Extracts from a graphics dataset:
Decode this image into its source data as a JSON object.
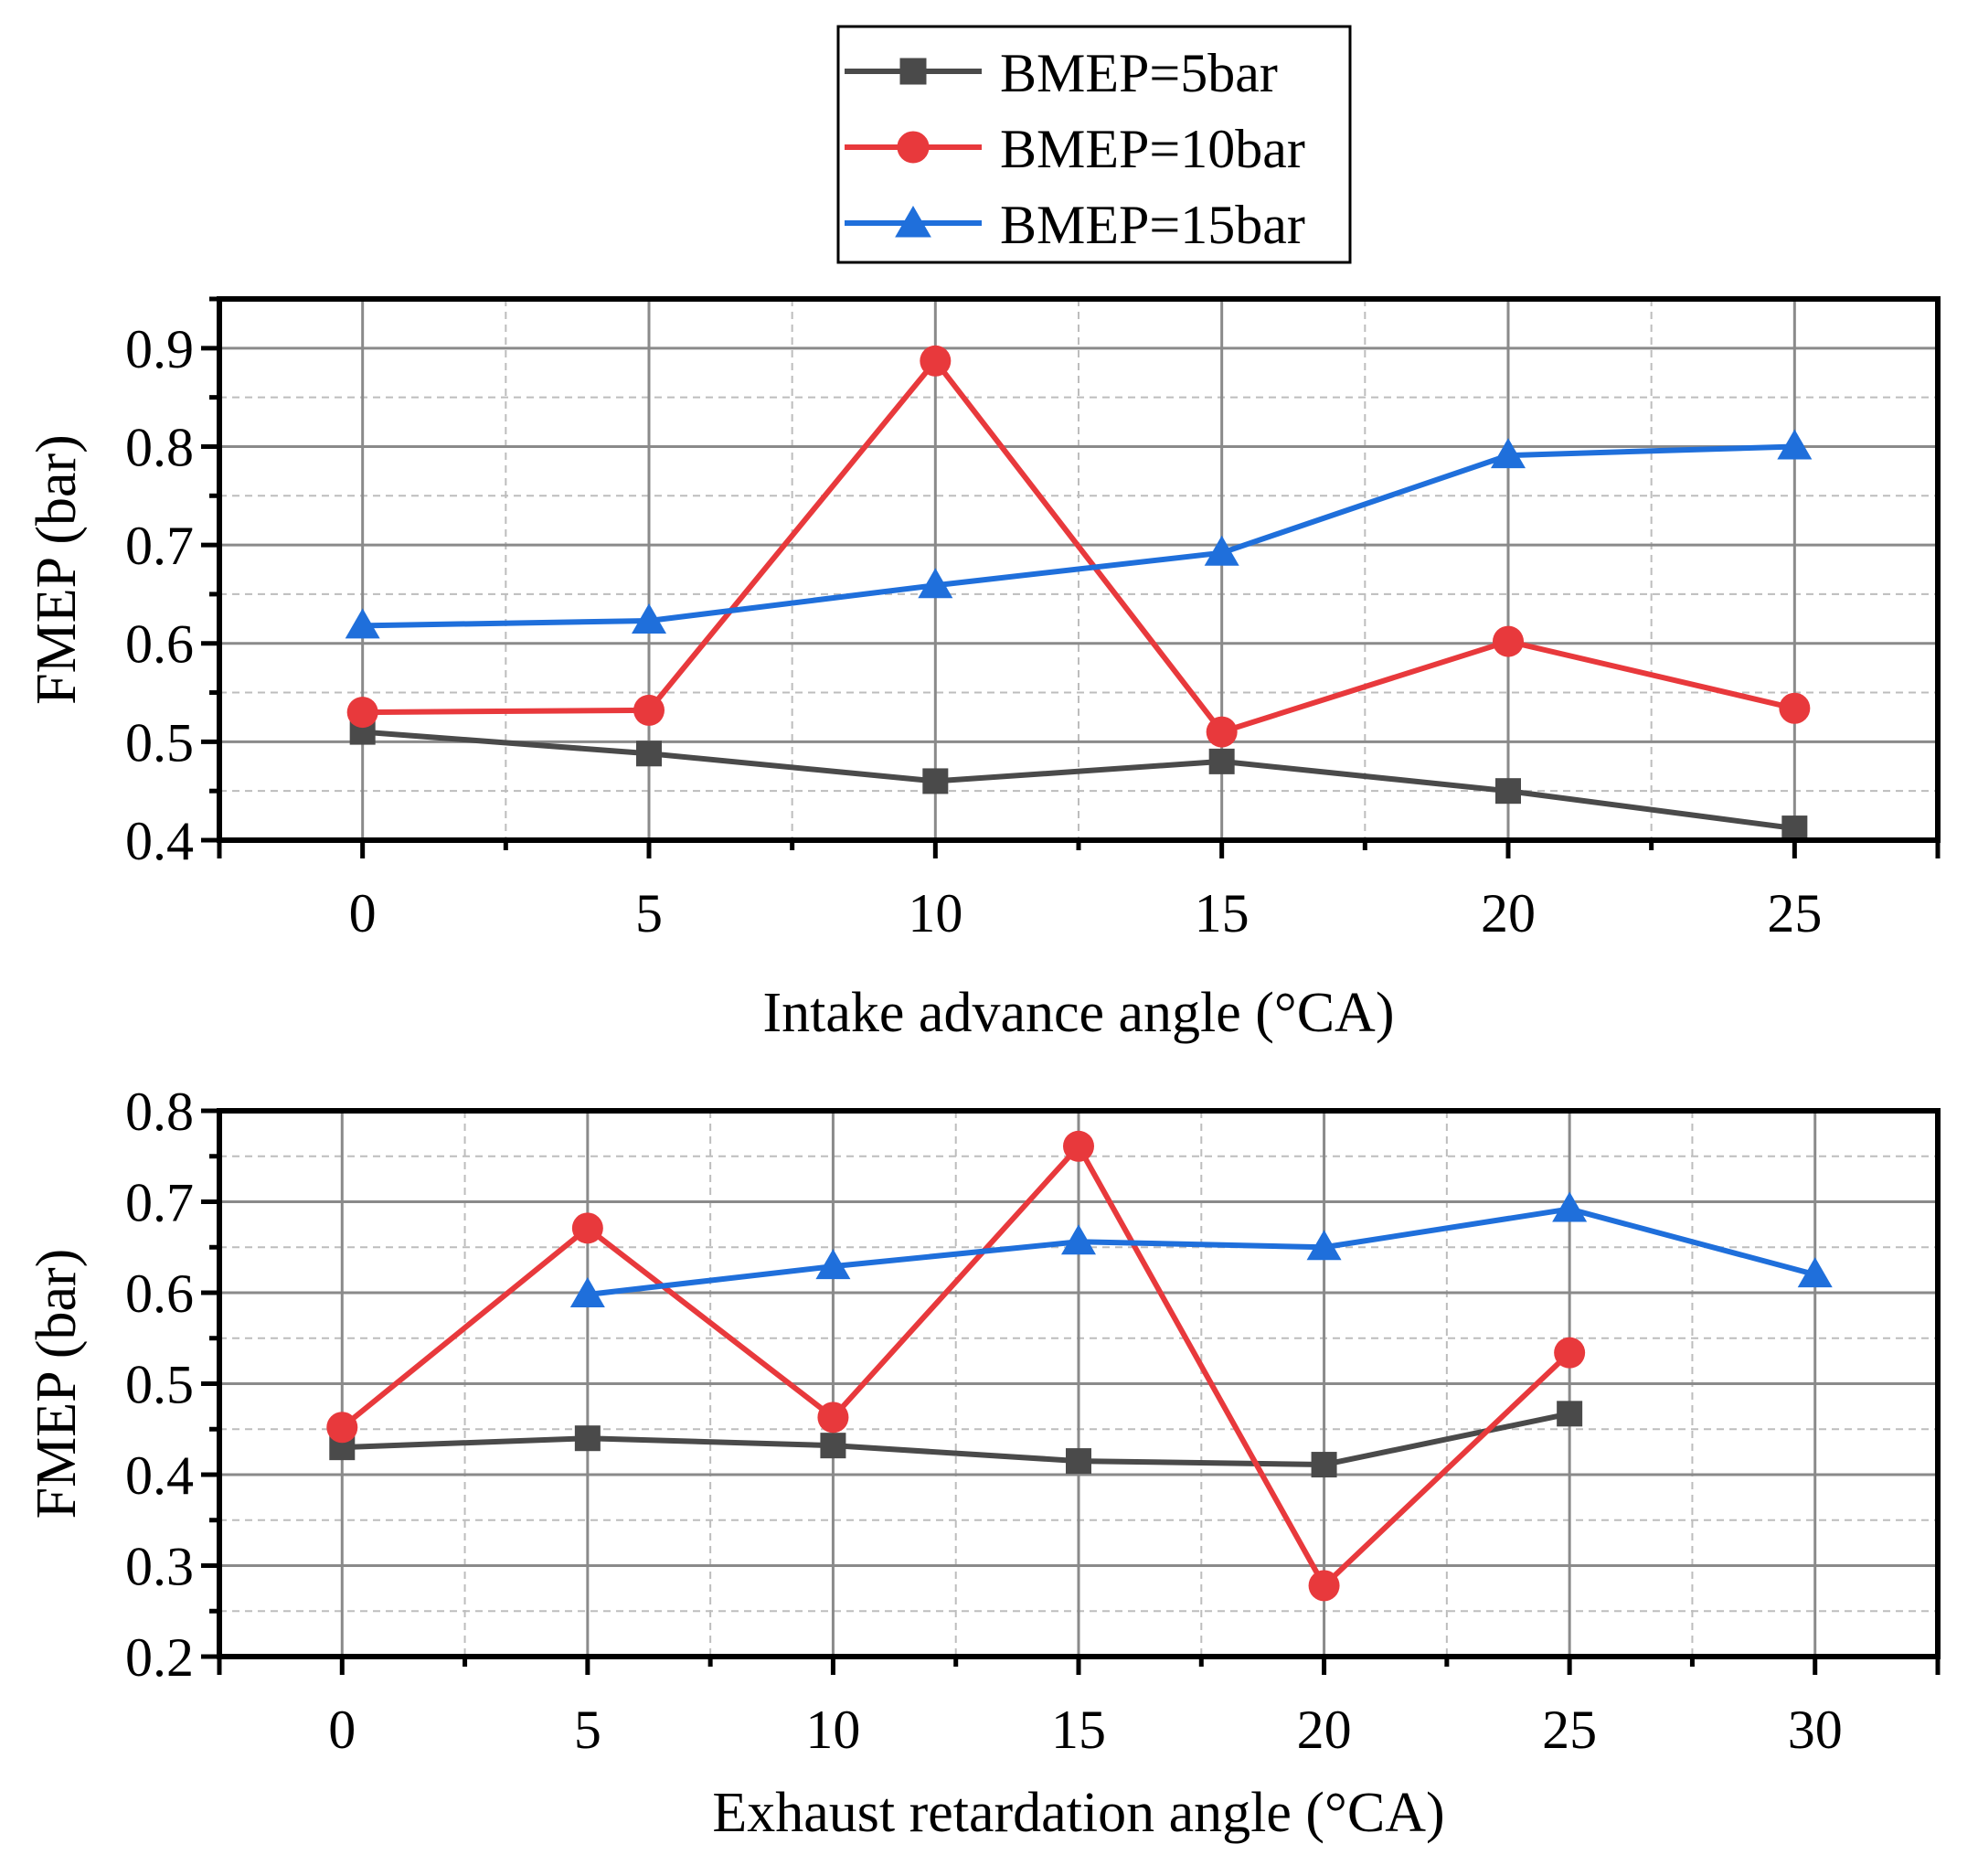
{
  "legend": [
    {
      "label": "BMEP=5bar",
      "color": "#4a4a4a",
      "marker": "square"
    },
    {
      "label": "BMEP=10bar",
      "color": "#e8393c",
      "marker": "circle"
    },
    {
      "label": "BMEP=15bar",
      "color": "#1f6fdb",
      "marker": "triangle"
    }
  ],
  "chart_data": [
    {
      "type": "line",
      "title": "",
      "xlabel": "Intake advance angle (°CA)",
      "ylabel": "FMEP (bar)",
      "xlim": [
        -2.5,
        27.5
      ],
      "ylim": [
        0.4,
        0.95
      ],
      "xticks": [
        0,
        5,
        10,
        15,
        20,
        25
      ],
      "xtick_labels": [
        "0",
        "5",
        "10",
        "15",
        "20",
        "25"
      ],
      "yticks": [
        0.4,
        0.5,
        0.6,
        0.7,
        0.8,
        0.9
      ],
      "ytick_labels": [
        "0.4",
        "0.5",
        "0.6",
        "0.7",
        "0.8",
        "0.9"
      ],
      "grid": true,
      "series": [
        {
          "name": "BMEP=5bar",
          "x": [
            0,
            5,
            10,
            15,
            20,
            25
          ],
          "values": [
            0.51,
            0.488,
            0.46,
            0.48,
            0.45,
            0.412
          ]
        },
        {
          "name": "BMEP=10bar",
          "x": [
            0,
            5,
            10,
            15,
            20,
            25
          ],
          "values": [
            0.53,
            0.532,
            0.887,
            0.51,
            0.602,
            0.534
          ]
        },
        {
          "name": "BMEP=15bar",
          "x": [
            0,
            5,
            10,
            15,
            20,
            25
          ],
          "values": [
            0.618,
            0.623,
            0.659,
            0.692,
            0.791,
            0.8
          ]
        }
      ]
    },
    {
      "type": "line",
      "title": "",
      "xlabel": "Exhaust retardation angle (°CA)",
      "ylabel": "FMEP (bar)",
      "xlim": [
        -2.5,
        32.5
      ],
      "ylim": [
        0.2,
        0.8
      ],
      "xticks": [
        0,
        5,
        10,
        15,
        20,
        25,
        30
      ],
      "xtick_labels": [
        "0",
        "5",
        "10",
        "15",
        "20",
        "25",
        "30"
      ],
      "yticks": [
        0.2,
        0.3,
        0.4,
        0.5,
        0.6,
        0.7,
        0.8
      ],
      "ytick_labels": [
        "0.2",
        "0.3",
        "0.4",
        "0.5",
        "0.6",
        "0.7",
        "0.8"
      ],
      "grid": true,
      "series": [
        {
          "name": "BMEP=5bar",
          "x": [
            0,
            5,
            10,
            15,
            20,
            25
          ],
          "values": [
            0.43,
            0.44,
            0.432,
            0.415,
            0.411,
            0.467
          ]
        },
        {
          "name": "BMEP=10bar",
          "x": [
            0,
            5,
            10,
            15,
            20,
            25
          ],
          "values": [
            0.452,
            0.671,
            0.463,
            0.761,
            0.278,
            0.534
          ]
        },
        {
          "name": "BMEP=15bar",
          "x": [
            5,
            10,
            15,
            20,
            25,
            30
          ],
          "values": [
            0.598,
            0.629,
            0.656,
            0.65,
            0.692,
            0.62
          ]
        }
      ]
    }
  ]
}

Task goal — Look through the data above. Copy every line with the string "xlabel" in it.

Response —
      "xlabel": "Intake advance angle (°CA)",
      "xlabel": "Exhaust retardation angle (°CA)",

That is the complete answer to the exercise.